Problem details —
Comb the records below for the string "Microsoft" and copy each line where it turns up.

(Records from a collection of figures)
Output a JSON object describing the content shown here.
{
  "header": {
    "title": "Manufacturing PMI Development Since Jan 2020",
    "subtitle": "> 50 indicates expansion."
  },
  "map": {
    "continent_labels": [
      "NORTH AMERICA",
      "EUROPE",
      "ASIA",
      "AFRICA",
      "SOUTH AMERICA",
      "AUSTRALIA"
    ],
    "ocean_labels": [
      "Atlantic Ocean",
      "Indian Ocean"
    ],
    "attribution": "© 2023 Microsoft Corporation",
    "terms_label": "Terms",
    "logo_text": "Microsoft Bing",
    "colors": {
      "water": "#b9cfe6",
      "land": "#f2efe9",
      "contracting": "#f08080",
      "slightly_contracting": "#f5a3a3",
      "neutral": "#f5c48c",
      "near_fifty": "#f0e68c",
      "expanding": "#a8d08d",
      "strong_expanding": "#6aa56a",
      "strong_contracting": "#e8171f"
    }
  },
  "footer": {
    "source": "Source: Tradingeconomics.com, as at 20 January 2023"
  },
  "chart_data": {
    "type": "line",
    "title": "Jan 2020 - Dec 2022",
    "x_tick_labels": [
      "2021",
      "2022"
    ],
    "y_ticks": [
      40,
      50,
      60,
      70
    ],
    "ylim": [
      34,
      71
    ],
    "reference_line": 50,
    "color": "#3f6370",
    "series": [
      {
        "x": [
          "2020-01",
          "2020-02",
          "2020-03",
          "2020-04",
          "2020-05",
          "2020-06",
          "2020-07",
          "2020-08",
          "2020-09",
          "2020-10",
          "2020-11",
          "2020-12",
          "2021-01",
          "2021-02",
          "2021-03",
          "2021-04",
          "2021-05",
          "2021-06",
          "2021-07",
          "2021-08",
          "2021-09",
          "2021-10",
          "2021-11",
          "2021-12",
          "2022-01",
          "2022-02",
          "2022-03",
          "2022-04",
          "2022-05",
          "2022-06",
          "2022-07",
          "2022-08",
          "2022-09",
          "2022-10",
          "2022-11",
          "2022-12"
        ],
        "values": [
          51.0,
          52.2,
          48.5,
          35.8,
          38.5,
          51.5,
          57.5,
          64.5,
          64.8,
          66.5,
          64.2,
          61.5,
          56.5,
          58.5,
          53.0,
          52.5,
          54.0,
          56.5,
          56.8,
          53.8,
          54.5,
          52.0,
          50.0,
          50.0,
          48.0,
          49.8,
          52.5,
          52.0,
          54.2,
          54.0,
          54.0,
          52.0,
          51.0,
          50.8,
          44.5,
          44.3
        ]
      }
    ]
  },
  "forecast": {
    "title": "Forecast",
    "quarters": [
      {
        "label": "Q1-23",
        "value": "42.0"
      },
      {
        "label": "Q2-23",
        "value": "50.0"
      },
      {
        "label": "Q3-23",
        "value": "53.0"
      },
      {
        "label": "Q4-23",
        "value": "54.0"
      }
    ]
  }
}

Result below —
    "attribution": "© 2023 Microsoft Corporation",
    "logo_text": "Microsoft Bing",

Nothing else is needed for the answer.